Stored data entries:
————
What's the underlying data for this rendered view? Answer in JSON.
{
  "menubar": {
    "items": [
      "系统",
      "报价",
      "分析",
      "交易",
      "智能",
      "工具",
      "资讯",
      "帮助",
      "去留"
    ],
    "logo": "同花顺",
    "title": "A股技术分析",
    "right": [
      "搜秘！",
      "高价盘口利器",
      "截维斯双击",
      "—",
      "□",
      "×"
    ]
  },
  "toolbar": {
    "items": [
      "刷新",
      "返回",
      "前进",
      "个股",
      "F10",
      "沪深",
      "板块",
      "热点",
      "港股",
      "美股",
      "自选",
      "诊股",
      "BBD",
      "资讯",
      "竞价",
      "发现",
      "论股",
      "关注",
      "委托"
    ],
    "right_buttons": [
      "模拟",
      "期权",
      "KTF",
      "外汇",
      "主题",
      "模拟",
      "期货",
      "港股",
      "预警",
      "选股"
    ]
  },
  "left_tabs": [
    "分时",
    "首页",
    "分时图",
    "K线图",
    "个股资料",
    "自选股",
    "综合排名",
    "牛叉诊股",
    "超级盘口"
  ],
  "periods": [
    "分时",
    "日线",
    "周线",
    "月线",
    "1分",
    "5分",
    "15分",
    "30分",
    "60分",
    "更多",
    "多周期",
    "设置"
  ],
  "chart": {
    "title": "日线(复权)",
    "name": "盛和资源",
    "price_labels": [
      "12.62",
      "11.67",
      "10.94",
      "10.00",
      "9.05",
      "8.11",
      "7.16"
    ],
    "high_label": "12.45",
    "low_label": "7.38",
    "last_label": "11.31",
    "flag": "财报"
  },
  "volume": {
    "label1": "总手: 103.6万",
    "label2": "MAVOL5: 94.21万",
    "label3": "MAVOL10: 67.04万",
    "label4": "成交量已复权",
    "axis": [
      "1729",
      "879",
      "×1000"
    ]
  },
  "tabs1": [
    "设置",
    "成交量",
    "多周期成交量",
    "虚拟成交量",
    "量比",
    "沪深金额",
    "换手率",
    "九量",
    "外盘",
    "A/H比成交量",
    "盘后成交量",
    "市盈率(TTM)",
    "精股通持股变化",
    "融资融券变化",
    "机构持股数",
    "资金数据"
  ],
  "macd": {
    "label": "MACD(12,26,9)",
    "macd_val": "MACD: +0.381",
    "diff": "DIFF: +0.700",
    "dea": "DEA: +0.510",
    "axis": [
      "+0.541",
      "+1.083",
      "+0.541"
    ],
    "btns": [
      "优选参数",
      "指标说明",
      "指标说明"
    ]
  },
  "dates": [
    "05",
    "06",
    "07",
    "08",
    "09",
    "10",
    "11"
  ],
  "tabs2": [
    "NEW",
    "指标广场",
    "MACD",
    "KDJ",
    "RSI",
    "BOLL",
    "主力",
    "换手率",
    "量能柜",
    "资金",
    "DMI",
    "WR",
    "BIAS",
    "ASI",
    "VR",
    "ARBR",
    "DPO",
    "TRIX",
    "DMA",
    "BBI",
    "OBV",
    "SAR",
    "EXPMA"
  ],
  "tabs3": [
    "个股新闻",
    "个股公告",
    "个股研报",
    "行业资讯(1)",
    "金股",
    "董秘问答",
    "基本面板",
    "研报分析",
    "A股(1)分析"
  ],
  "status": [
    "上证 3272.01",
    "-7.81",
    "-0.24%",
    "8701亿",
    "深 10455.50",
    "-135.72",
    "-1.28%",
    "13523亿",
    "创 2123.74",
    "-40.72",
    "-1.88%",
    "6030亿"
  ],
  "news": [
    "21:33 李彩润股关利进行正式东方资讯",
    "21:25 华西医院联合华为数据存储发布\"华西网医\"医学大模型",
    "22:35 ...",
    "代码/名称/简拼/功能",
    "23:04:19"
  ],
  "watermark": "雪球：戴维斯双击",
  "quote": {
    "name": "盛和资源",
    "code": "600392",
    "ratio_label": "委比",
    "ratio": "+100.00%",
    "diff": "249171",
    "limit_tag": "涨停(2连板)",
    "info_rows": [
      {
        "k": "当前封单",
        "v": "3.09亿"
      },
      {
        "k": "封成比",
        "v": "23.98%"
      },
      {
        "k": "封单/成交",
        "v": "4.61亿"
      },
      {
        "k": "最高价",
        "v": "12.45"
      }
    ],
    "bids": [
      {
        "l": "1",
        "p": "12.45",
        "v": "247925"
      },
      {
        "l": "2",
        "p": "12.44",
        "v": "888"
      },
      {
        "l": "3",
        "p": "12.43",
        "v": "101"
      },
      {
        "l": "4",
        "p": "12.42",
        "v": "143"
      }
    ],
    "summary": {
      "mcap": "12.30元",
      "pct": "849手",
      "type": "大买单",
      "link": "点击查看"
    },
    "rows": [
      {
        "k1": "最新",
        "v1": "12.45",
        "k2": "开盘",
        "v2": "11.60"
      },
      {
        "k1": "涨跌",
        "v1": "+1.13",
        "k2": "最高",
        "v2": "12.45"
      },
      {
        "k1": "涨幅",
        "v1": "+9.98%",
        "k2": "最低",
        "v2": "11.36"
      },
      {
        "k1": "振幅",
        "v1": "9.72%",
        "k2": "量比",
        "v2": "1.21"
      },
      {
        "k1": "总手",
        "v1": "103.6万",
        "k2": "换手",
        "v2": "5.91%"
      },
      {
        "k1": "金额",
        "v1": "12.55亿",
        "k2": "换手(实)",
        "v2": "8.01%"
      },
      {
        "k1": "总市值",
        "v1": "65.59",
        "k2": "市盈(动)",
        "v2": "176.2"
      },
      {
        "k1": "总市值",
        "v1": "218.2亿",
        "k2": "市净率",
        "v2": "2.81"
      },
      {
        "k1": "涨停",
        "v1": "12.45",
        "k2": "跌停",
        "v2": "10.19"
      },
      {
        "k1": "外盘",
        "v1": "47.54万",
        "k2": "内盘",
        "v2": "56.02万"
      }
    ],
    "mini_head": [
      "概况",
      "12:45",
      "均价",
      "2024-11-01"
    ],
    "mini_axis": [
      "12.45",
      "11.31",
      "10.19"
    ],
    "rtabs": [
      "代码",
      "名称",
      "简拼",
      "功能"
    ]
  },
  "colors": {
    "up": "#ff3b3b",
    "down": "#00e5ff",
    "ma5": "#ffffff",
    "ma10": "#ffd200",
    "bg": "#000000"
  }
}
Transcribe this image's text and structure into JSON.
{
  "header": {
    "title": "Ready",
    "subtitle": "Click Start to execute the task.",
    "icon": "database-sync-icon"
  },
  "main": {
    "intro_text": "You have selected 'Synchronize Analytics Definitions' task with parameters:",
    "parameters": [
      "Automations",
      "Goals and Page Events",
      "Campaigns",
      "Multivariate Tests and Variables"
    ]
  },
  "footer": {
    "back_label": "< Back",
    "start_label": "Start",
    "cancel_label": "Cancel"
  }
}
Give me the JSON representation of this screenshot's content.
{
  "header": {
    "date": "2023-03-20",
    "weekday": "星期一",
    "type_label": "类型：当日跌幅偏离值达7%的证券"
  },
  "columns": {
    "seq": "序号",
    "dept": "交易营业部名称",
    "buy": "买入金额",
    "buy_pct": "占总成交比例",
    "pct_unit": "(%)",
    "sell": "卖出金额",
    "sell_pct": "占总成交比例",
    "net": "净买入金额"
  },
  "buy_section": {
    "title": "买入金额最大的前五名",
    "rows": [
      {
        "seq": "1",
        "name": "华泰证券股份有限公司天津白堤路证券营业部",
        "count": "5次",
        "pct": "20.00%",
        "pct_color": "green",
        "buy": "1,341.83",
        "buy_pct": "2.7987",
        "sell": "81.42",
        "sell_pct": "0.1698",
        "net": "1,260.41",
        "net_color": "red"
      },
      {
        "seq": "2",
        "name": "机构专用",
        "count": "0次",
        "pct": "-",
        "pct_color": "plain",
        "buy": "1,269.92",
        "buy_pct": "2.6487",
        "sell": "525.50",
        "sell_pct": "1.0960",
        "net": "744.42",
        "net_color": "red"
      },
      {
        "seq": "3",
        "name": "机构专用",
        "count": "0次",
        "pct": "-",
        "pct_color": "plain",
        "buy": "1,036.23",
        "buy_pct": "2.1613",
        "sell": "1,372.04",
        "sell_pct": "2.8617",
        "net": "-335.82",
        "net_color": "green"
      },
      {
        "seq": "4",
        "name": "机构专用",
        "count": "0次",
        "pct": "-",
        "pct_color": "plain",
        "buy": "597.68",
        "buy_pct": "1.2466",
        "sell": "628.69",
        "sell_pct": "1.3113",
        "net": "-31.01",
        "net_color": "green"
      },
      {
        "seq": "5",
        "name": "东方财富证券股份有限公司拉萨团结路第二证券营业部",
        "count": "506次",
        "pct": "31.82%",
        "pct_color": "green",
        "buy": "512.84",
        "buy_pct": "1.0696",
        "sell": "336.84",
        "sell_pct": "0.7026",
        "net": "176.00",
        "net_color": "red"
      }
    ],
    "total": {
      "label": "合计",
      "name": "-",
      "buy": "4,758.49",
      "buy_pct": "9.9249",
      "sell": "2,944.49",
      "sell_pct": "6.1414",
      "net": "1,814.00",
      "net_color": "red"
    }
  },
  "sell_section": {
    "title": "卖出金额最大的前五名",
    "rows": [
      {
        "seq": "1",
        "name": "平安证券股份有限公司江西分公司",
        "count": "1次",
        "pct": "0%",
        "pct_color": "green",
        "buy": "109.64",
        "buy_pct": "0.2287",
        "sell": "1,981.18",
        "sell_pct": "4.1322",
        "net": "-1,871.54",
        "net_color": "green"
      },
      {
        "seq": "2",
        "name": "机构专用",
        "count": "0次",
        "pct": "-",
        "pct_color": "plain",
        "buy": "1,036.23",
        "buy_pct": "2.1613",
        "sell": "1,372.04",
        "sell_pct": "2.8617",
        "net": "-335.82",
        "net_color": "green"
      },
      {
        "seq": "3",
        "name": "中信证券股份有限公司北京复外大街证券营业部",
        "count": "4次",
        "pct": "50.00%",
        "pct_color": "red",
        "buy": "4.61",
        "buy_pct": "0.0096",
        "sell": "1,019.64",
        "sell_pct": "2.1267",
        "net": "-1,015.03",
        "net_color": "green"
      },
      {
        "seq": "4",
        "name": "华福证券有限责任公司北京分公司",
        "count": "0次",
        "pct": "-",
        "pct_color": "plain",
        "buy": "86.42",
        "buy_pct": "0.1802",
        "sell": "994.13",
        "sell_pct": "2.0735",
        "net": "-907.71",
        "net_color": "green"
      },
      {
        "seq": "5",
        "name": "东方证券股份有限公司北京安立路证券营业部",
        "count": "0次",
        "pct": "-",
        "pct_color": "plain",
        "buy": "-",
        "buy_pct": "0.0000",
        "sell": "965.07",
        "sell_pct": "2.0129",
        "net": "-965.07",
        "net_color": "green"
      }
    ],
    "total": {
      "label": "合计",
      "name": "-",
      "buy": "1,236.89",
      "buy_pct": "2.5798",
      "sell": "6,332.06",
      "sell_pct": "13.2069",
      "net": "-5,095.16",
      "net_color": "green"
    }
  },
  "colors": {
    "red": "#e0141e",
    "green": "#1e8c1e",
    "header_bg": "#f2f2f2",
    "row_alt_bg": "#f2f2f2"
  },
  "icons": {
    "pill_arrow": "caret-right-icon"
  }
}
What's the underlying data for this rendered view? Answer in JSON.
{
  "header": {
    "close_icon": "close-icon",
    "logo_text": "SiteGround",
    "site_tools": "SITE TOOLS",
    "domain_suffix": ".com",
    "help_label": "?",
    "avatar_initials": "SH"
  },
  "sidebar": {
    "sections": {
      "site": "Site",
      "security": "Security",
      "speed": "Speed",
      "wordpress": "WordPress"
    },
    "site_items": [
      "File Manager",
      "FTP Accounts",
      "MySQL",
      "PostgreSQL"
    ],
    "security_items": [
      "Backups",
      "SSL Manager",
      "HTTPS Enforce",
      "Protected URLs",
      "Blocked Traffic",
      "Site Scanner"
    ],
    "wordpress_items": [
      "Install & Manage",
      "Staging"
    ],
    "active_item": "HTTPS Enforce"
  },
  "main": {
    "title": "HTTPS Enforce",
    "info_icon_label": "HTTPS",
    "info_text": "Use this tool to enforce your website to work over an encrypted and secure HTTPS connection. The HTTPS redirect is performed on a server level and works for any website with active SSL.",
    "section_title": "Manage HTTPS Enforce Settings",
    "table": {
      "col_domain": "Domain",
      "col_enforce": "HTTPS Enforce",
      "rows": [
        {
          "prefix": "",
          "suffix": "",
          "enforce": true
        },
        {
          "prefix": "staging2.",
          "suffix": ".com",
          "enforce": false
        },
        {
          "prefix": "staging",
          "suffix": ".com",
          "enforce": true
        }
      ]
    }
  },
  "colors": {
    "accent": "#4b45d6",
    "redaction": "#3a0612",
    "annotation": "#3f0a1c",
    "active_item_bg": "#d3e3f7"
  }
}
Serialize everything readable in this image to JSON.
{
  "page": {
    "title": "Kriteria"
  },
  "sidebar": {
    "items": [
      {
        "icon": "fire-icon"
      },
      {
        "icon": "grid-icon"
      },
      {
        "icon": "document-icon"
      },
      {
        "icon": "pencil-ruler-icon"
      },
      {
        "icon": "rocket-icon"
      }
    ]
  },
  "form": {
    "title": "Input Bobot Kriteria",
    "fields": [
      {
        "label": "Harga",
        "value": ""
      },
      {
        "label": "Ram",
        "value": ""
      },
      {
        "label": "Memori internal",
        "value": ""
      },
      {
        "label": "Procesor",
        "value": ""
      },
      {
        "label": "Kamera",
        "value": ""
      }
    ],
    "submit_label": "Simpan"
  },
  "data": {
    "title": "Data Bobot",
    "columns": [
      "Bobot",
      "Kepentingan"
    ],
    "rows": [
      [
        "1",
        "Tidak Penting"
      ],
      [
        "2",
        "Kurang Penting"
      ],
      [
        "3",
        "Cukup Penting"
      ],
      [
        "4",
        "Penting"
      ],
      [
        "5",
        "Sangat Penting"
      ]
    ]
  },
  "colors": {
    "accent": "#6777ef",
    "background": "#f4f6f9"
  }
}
————
## Problem requirements
From the data above, pick out each line containing "task" and copy it.

## Exercise response
    "subtitle": "Click Start to execute the task.",
    "intro_text": "You have selected 'Synchronize Analytics Definitions' task with parameters:",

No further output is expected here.